▶ Directions for this task
Would you extract the whole listing below and retype it exactly?

★ ★ ★

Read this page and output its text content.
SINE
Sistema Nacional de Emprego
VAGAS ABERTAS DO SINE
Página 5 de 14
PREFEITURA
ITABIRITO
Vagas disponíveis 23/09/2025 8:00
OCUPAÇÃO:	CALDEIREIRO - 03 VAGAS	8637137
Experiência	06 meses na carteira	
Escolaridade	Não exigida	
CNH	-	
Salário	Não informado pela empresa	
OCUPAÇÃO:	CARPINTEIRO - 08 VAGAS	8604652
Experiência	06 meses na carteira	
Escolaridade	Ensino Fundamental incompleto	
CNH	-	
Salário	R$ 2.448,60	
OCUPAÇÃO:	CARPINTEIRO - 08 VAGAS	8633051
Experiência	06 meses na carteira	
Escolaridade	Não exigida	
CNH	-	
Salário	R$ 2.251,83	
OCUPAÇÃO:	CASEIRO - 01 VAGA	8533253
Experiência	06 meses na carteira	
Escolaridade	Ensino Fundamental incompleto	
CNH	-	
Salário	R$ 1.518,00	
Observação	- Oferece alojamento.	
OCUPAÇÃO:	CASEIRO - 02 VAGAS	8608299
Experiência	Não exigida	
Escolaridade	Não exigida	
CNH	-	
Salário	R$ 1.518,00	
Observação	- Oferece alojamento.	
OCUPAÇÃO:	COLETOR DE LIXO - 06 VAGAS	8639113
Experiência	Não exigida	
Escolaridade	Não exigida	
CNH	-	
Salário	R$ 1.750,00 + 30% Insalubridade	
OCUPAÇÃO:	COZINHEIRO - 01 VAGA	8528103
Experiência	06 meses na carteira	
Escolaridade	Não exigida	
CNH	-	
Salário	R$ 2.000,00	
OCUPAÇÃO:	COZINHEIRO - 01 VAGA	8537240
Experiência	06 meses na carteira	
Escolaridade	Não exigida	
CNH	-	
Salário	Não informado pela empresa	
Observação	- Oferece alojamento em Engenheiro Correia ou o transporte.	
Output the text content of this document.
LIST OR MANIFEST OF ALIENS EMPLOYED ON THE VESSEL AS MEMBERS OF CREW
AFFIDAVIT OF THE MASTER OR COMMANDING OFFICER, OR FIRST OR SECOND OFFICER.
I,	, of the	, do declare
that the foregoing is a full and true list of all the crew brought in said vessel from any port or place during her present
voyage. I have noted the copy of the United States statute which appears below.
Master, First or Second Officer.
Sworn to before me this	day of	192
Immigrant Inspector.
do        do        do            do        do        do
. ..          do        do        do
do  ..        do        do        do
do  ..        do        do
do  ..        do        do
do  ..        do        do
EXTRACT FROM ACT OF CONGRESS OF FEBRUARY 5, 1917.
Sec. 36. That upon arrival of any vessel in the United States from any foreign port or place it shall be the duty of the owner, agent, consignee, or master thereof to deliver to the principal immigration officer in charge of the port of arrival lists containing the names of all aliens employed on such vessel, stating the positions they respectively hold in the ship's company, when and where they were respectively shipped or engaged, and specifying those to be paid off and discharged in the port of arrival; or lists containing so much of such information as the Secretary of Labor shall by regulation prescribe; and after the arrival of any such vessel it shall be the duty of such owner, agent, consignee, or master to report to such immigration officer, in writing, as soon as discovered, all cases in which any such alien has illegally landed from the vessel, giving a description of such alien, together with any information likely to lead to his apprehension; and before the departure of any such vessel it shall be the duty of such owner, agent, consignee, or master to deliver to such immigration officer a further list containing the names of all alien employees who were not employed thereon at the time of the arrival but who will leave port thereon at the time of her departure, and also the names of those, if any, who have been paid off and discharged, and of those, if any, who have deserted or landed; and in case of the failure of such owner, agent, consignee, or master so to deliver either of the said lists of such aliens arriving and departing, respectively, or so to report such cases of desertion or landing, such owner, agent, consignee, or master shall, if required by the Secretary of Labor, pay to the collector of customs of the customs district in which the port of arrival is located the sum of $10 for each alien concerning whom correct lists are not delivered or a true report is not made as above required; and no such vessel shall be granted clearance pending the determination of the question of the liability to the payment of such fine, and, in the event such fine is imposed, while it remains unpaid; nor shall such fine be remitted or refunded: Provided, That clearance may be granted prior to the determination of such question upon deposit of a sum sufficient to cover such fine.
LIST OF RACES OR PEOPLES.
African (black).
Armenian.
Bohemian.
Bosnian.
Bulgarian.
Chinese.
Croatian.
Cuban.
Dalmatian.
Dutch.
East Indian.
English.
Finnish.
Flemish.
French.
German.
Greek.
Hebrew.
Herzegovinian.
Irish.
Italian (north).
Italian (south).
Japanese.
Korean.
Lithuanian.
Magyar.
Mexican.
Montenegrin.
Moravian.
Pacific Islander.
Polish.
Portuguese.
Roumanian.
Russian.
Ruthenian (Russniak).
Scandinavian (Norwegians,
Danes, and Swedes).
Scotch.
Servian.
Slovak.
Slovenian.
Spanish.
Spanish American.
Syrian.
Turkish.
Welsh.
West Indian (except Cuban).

★ ★ ★

▶ Written reply
Read this page and output its text content.
SINE
Sistema Nacional de Emprego
VAGAS ABERTAS DO SINE
Página 5 de 14
PREFEITURA
ITABIRITO
Vagas disponíveis 23/09/2025 8:00
OCUPAÇÃO:	CALDEIREIRO - 03 VAGAS	8637137
Experiência	06 meses na carteira	
Escolaridade	Não exigida	
CNH	-	
Salário	Não informado pela empresa	
OCUPAÇÃO:	CARPINTEIRO - 08 VAGAS	8604652
Experiência	06 meses na carteira	
Escolaridade	Ensino Fundamental incompleto	
CNH	-	
Salário	R$ 2.448,60	
OCUPAÇÃO:	CARPINTEIRO - 08 VAGAS	8633051
Experiência	06 meses na carteira	
Escolaridade	Não exigida	
CNH	-	
Salário	R$ 2.251,83	
OCUPAÇÃO:	CASEIRO - 01 VAGA	8533253
Experiência	06 meses na carteira	
Escolaridade	Ensino Fundamental incompleto	
CNH	-	
Salário	R$ 1.518,00	
Observação	- Oferece alojamento.	
OCUPAÇÃO:	CASEIRO - 02 VAGAS	8608299
Experiência	Não exigida	
Escolaridade	Não exigida	
CNH	-	
Salário	R$ 1.518,00	
Observação	- Oferece alojamento.	
OCUPAÇÃO:	COLETOR DE LIXO - 06 VAGAS	8639113
Experiência	Não exigida	
Escolaridade	Não exigida	
CNH	-	
Salário	R$ 1.750,00 + 30% Insalubridade	
OCUPAÇÃO:	COZINHEIRO - 01 VAGA	8528103
Experiência	06 meses na carteira	
Escolaridade	Não exigida	
CNH	-	
Salário	R$ 2.000,00	
OCUPAÇÃO:	COZINHEIRO - 01 VAGA	8537240
Experiência	06 meses na carteira	
Escolaridade	Não exigida	
CNH	-	
Salário	Não informado pela empresa	
Observação	- Oferece alojamento em Engenheiro Correia ou o transporte.	
Output the text content of this document.
LIST OR MANIFEST OF ALIENS EMPLOYED ON THE VESSEL AS MEMBERS OF CREW
AFFIDAVIT OF THE MASTER OR COMMANDING OFFICER, OR FIRST OR SECOND OFFICER.
I,	, of the	, do declare
that the foregoing is a full and true list of all the crew brought in said vessel from any port or place during her present
voyage. I have noted the copy of the United States statute which appears below.
Master, First or Second Officer.
Sworn to before me this	day of	192
Immigrant Inspector.
do        do        do            do        do        do
. ..          do        do        do
do  ..        do        do        do
do  ..        do        do
do  ..        do        do
do  ..        do        do
EXTRACT FROM ACT OF CONGRESS OF FEBRUARY 5, 1917.
Sec. 36. That upon arrival of any vessel in the United States from any foreign port or place it shall be the duty of the owner, agent, consignee, or master thereof to deliver to the principal immigration officer in charge of the port of arrival lists containing the names of all aliens employed on such vessel, stating the positions they respectively hold in the ship's company, when and where they were respectively shipped or engaged, and specifying those to be paid off and discharged in the port of arrival; or lists containing so much of such information as the Secretary of Labor shall by regulation prescribe; and after the arrival of any such vessel it shall be the duty of such owner, agent, consignee, or master to report to such immigration officer, in writing, as soon as discovered, all cases in which any such alien has illegally landed from the vessel, giving a description of such alien, together with any information likely to lead to his apprehension; and before the departure of any such vessel it shall be the duty of such owner, agent, consignee, or master to deliver to such immigration officer a further list containing the names of all alien employees who were not employed thereon at the time of the arrival but who will leave port thereon at the time of her departure, and also the names of those, if any, who have been paid off and discharged, and of those, if any, who have deserted or landed; and in case of the failure of such owner, agent, consignee, or master so to deliver either of the said lists of such aliens arriving and departing, respectively, or so to report such cases of desertion or landing, such owner, agent, consignee, or master shall, if required by the Secretary of Labor, pay to the collector of customs of the customs district in which the port of arrival is located the sum of $10 for each alien concerning whom correct lists are not delivered or a true report is not made as above required; and no such vessel shall be granted clearance pending the determination of the question of the liability to the payment of such fine, and, in the event such fine is imposed, while it remains unpaid; nor shall such fine be remitted or refunded: Provided, That clearance may be granted prior to the determination of such question upon deposit of a sum sufficient to cover such fine.
LIST OF RACES OR PEOPLES.
African (black).
Armenian.
Bohemian.
Bosnian.
Bulgarian.
Chinese.
Croatian.
Cuban.
Dalmatian.
Dutch.
East Indian.
English.
Finnish.
Flemish.
French.
German.
Greek.
Hebrew.
Herzegovinian.
Irish.
Italian (north).
Italian (south).
Japanese.
Korean.
Lithuanian.
Magyar.
Mexican.
Montenegrin.
Moravian.
Pacific Islander.
Polish.
Portuguese.
Roumanian.
Russian.
Ruthenian (Russniak).
Scandinavian (Norwegians,
Danes, and Swedes).
Scotch.
Servian.
Slovak.
Slovenian.
Spanish.
Spanish American.
Syrian.
Turkish.
Welsh.
West Indian (except Cuban).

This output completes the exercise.